• Provided records:
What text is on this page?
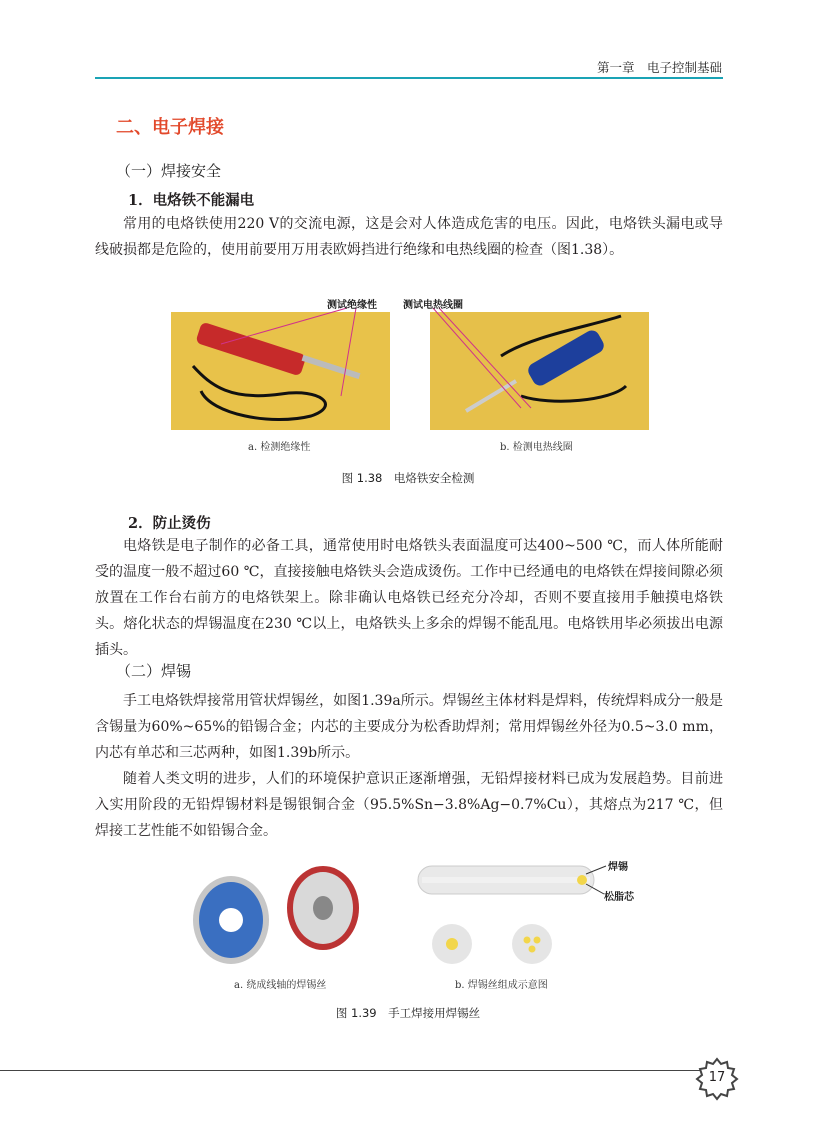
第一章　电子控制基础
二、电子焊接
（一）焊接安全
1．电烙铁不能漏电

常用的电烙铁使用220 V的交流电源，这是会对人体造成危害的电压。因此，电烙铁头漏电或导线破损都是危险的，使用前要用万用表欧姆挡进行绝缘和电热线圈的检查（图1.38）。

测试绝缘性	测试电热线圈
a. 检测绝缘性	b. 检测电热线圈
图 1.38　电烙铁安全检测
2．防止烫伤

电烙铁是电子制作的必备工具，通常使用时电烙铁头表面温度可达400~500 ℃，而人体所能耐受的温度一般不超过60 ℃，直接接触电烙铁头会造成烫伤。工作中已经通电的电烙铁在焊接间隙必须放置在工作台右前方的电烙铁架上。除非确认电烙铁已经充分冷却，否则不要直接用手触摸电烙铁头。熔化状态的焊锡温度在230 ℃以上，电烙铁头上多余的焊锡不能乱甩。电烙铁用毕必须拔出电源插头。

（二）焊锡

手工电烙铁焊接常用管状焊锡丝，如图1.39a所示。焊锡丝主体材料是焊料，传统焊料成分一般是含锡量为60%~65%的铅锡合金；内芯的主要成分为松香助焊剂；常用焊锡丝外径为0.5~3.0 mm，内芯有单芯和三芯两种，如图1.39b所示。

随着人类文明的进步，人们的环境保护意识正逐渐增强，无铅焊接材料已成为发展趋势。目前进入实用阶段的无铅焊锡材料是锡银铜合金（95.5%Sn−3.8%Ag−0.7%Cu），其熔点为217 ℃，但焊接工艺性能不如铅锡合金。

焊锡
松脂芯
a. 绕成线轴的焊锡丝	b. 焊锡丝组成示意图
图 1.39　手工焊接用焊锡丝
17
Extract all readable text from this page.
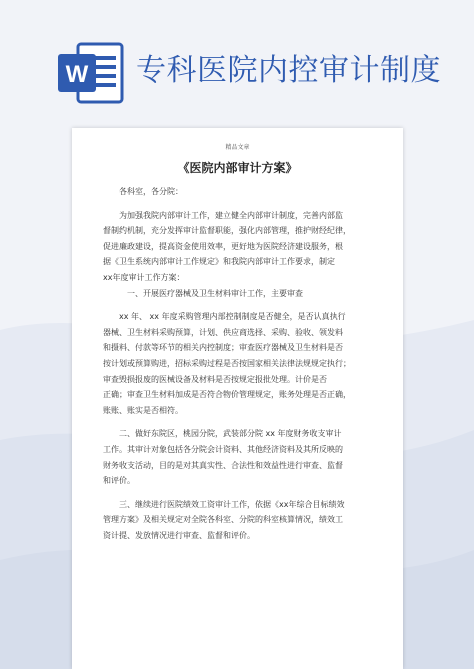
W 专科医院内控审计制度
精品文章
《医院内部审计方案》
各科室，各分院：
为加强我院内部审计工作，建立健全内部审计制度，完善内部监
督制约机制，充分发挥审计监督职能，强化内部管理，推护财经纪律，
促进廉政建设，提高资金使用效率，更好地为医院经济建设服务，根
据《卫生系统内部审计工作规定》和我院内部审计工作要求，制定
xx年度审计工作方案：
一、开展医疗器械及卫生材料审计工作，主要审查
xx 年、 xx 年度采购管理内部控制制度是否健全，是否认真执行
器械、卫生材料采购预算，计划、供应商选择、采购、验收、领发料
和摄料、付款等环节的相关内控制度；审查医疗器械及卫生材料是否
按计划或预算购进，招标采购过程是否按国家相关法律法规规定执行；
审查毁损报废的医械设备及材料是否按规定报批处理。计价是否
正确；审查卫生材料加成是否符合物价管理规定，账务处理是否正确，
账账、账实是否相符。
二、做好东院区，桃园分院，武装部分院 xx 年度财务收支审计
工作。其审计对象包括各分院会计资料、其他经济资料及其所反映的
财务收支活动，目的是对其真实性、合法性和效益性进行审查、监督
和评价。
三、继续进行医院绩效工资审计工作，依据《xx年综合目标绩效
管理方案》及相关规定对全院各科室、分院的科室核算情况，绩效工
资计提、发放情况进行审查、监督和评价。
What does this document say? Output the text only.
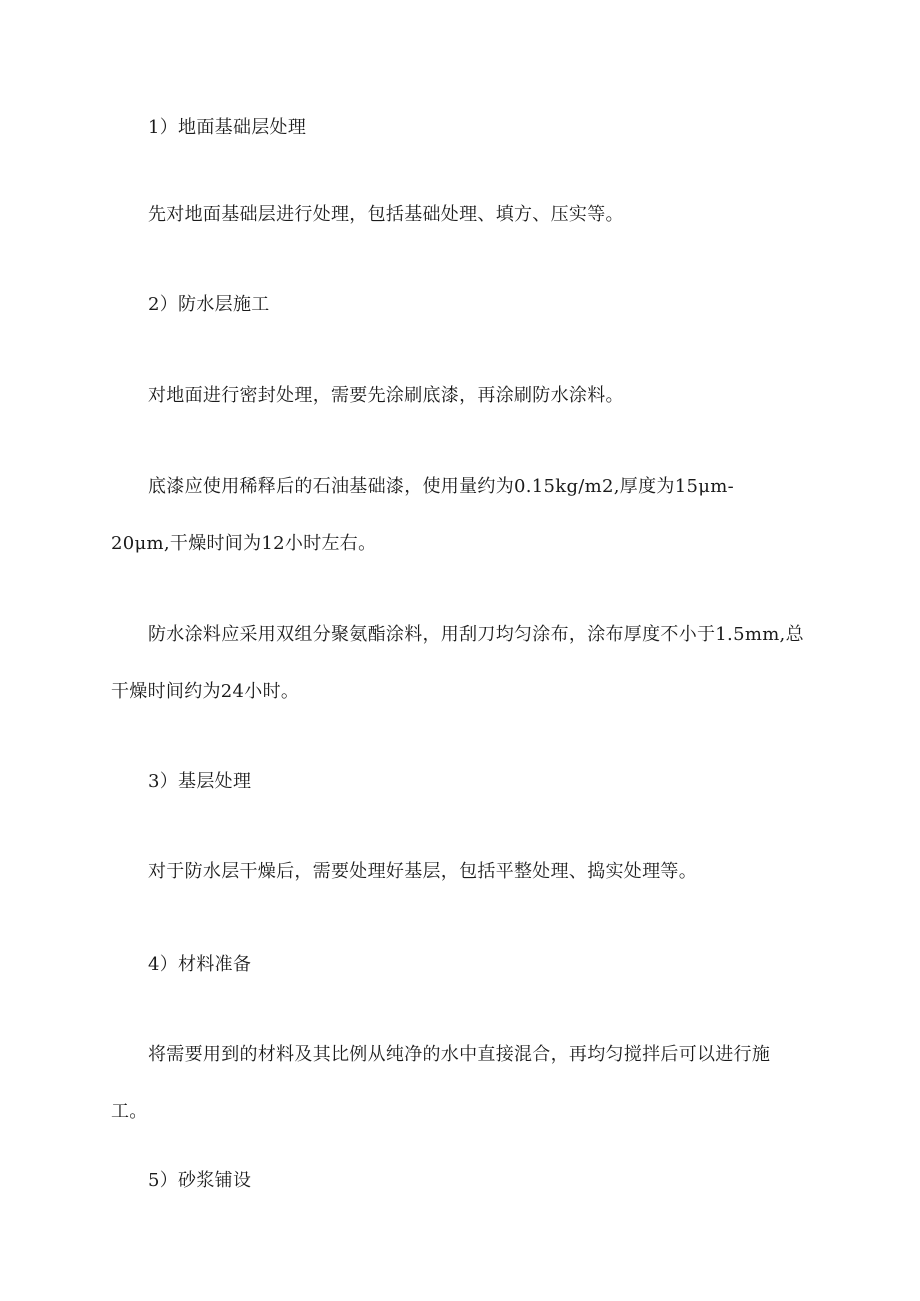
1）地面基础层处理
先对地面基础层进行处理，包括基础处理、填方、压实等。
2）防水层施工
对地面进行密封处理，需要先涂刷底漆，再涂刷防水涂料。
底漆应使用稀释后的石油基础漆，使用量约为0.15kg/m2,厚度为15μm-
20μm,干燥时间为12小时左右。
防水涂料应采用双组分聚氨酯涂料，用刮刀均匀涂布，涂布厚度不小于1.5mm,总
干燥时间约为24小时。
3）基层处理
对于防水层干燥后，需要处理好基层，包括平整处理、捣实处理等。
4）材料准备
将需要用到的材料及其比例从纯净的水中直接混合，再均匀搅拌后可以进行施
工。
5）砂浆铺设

• Problem requirements:
Set the entries down again exactly. Do not include the images.

• Correct result:
What text is on this page?
第一章　电子控制基础
二、电子焊接
（一）焊接安全
1．电烙铁不能漏电

常用的电烙铁使用220 V的交流电源，这是会对人体造成危害的电压。因此，电烙铁头漏电或导线破损都是危险的，使用前要用万用表欧姆挡进行绝缘和电热线圈的检查（图1.38）。

测试绝缘性	测试电热线圈
a. 检测绝缘性	b. 检测电热线圈
图 1.38　电烙铁安全检测
2．防止烫伤

电烙铁是电子制作的必备工具，通常使用时电烙铁头表面温度可达400~500 ℃，而人体所能耐受的温度一般不超过60 ℃，直接接触电烙铁头会造成烫伤。工作中已经通电的电烙铁在焊接间隙必须放置在工作台右前方的电烙铁架上。除非确认电烙铁已经充分冷却，否则不要直接用手触摸电烙铁头。熔化状态的焊锡温度在230 ℃以上，电烙铁头上多余的焊锡不能乱甩。电烙铁用毕必须拔出电源插头。

（二）焊锡

手工电烙铁焊接常用管状焊锡丝，如图1.39a所示。焊锡丝主体材料是焊料，传统焊料成分一般是含锡量为60%~65%的铅锡合金；内芯的主要成分为松香助焊剂；常用焊锡丝外径为0.5~3.0 mm，内芯有单芯和三芯两种，如图1.39b所示。

随着人类文明的进步，人们的环境保护意识正逐渐增强，无铅焊接材料已成为发展趋势。目前进入实用阶段的无铅焊锡材料是锡银铜合金（95.5%Sn−3.8%Ag−0.7%Cu），其熔点为217 ℃，但焊接工艺性能不如铅锡合金。

焊锡
松脂芯
a. 绕成线轴的焊锡丝	b. 焊锡丝组成示意图
图 1.39　手工焊接用焊锡丝
17
Extract all readable text from this page.
W 专科医院内控审计制度
精品文章
《医院内部审计方案》
各科室，各分院：
为加强我院内部审计工作，建立健全内部审计制度，完善内部监
督制约机制，充分发挥审计监督职能，强化内部管理，推护财经纪律，
促进廉政建设，提高资金使用效率，更好地为医院经济建设服务，根
据《卫生系统内部审计工作规定》和我院内部审计工作要求，制定
xx年度审计工作方案：
一、开展医疗器械及卫生材料审计工作，主要审查
xx 年、 xx 年度采购管理内部控制制度是否健全，是否认真执行
器械、卫生材料采购预算，计划、供应商选择、采购、验收、领发料
和摄料、付款等环节的相关内控制度；审查医疗器械及卫生材料是否
按计划或预算购进，招标采购过程是否按国家相关法律法规规定执行；
审查毁损报废的医械设备及材料是否按规定报批处理。计价是否
正确；审查卫生材料加成是否符合物价管理规定，账务处理是否正确，
账账、账实是否相符。
二、做好东院区，桃园分院，武装部分院 xx 年度财务收支审计
工作。其审计对象包括各分院会计资料、其他经济资料及其所反映的
财务收支活动，目的是对其真实性、合法性和效益性进行审查、监督
和评价。
三、继续进行医院绩效工资审计工作，依据《xx年综合目标绩效
管理方案》及相关规定对全院各科室、分院的科室核算情况，绩效工
资计提、发放情况进行审查、监督和评价。
What does this document say? Output the text only.
1）地面基础层处理
先对地面基础层进行处理，包括基础处理、填方、压实等。
2）防水层施工
对地面进行密封处理，需要先涂刷底漆，再涂刷防水涂料。
底漆应使用稀释后的石油基础漆，使用量约为0.15kg/m2,厚度为15μm-
20μm,干燥时间为12小时左右。
防水涂料应采用双组分聚氨酯涂料，用刮刀均匀涂布，涂布厚度不小于1.5mm,总
干燥时间约为24小时。
3）基层处理
对于防水层干燥后，需要处理好基层，包括平整处理、捣实处理等。
4）材料准备
将需要用到的材料及其比例从纯净的水中直接混合，再均匀搅拌后可以进行施
工。
5）砂浆铺设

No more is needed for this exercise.